-- START Source records --

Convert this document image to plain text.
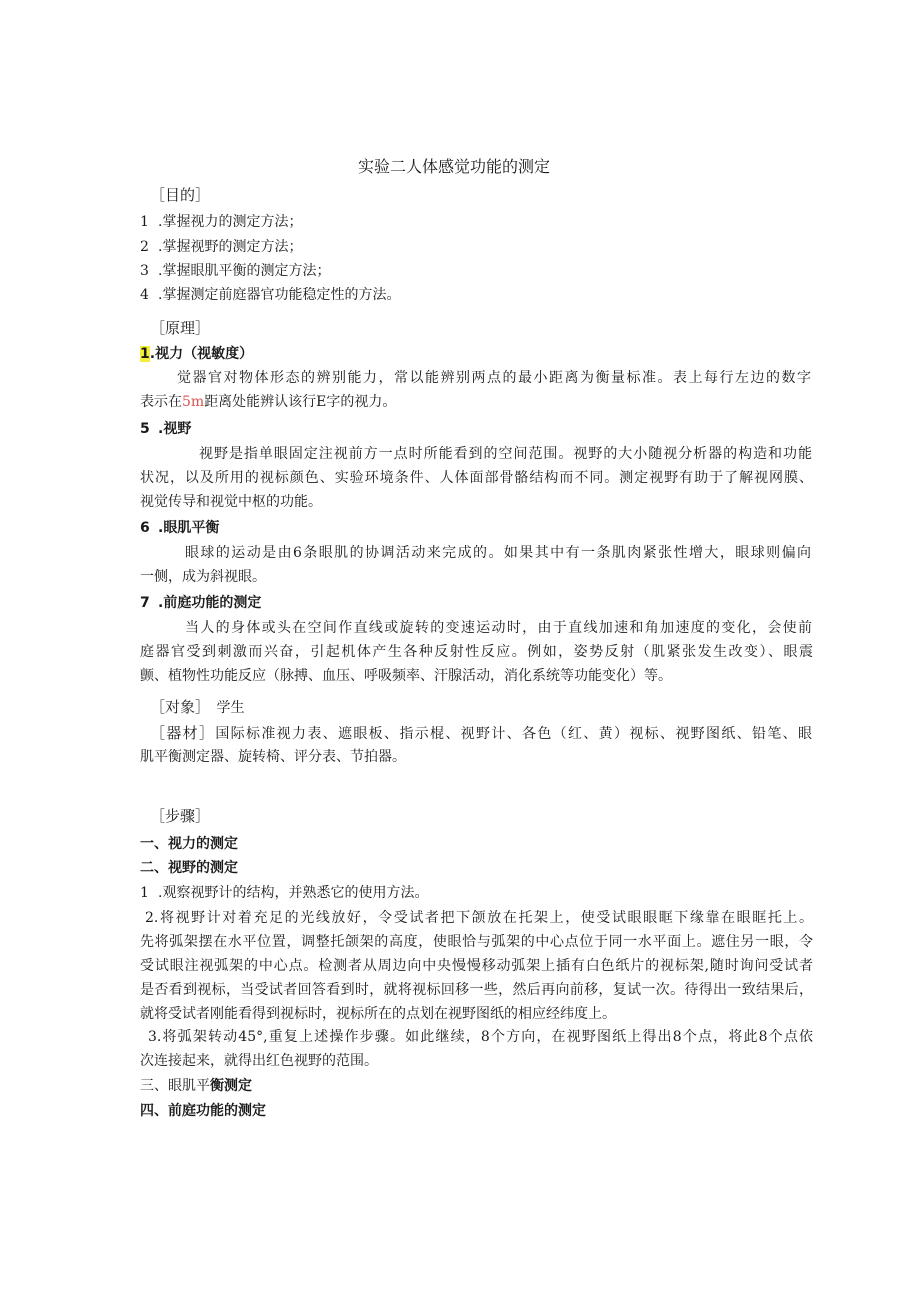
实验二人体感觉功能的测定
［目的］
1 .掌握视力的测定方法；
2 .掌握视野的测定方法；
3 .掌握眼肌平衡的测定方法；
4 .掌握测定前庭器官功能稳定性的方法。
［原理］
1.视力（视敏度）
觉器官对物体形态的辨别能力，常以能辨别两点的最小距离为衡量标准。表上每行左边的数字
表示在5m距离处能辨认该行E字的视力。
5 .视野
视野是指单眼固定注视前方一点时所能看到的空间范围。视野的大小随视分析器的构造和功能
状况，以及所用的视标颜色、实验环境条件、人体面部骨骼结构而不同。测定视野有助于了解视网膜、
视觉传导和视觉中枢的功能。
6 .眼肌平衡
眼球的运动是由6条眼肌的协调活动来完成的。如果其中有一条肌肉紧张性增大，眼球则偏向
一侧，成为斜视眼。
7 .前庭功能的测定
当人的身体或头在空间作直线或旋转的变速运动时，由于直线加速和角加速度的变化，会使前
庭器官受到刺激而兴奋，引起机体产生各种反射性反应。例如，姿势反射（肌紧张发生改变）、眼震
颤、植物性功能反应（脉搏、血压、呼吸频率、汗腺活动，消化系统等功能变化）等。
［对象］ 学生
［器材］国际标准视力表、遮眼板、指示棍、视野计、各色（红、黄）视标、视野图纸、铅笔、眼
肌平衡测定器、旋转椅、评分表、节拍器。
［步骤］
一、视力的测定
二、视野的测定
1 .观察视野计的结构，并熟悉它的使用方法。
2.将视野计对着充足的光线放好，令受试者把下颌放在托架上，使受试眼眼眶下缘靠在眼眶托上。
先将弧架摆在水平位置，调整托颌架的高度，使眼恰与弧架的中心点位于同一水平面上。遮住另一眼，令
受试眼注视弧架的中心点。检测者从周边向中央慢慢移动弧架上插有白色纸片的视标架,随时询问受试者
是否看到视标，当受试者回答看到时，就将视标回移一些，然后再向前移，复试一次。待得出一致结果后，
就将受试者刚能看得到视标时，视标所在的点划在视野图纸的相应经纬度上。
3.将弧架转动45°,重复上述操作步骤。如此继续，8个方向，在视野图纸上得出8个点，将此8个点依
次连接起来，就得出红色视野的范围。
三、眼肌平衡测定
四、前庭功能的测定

-- END Source records --

» Exercise goal: The material above holds pictures; copy everything else in it exactly.

» Reply:
Convert this document image to plain text.
实验二人体感觉功能的测定
［目的］
1 .掌握视力的测定方法；
2 .掌握视野的测定方法；
3 .掌握眼肌平衡的测定方法；
4 .掌握测定前庭器官功能稳定性的方法。
［原理］
1.视力（视敏度）
觉器官对物体形态的辨别能力，常以能辨别两点的最小距离为衡量标准。表上每行左边的数字
表示在5m距离处能辨认该行E字的视力。
5 .视野
视野是指单眼固定注视前方一点时所能看到的空间范围。视野的大小随视分析器的构造和功能
状况，以及所用的视标颜色、实验环境条件、人体面部骨骼结构而不同。测定视野有助于了解视网膜、
视觉传导和视觉中枢的功能。
6 .眼肌平衡
眼球的运动是由6条眼肌的协调活动来完成的。如果其中有一条肌肉紧张性增大，眼球则偏向
一侧，成为斜视眼。
7 .前庭功能的测定
当人的身体或头在空间作直线或旋转的变速运动时，由于直线加速和角加速度的变化，会使前
庭器官受到刺激而兴奋，引起机体产生各种反射性反应。例如，姿势反射（肌紧张发生改变）、眼震
颤、植物性功能反应（脉搏、血压、呼吸频率、汗腺活动，消化系统等功能变化）等。
［对象］ 学生
［器材］国际标准视力表、遮眼板、指示棍、视野计、各色（红、黄）视标、视野图纸、铅笔、眼
肌平衡测定器、旋转椅、评分表、节拍器。
［步骤］
一、视力的测定
二、视野的测定
1 .观察视野计的结构，并熟悉它的使用方法。
2.将视野计对着充足的光线放好，令受试者把下颌放在托架上，使受试眼眼眶下缘靠在眼眶托上。
先将弧架摆在水平位置，调整托颌架的高度，使眼恰与弧架的中心点位于同一水平面上。遮住另一眼，令
受试眼注视弧架的中心点。检测者从周边向中央慢慢移动弧架上插有白色纸片的视标架,随时询问受试者
是否看到视标，当受试者回答看到时，就将视标回移一些，然后再向前移，复试一次。待得出一致结果后，
就将受试者刚能看得到视标时，视标所在的点划在视野图纸的相应经纬度上。
3.将弧架转动45°,重复上述操作步骤。如此继续，8个方向，在视野图纸上得出8个点，将此8个点依
次连接起来，就得出红色视野的范围。
三、眼肌平衡测定
四、前庭功能的测定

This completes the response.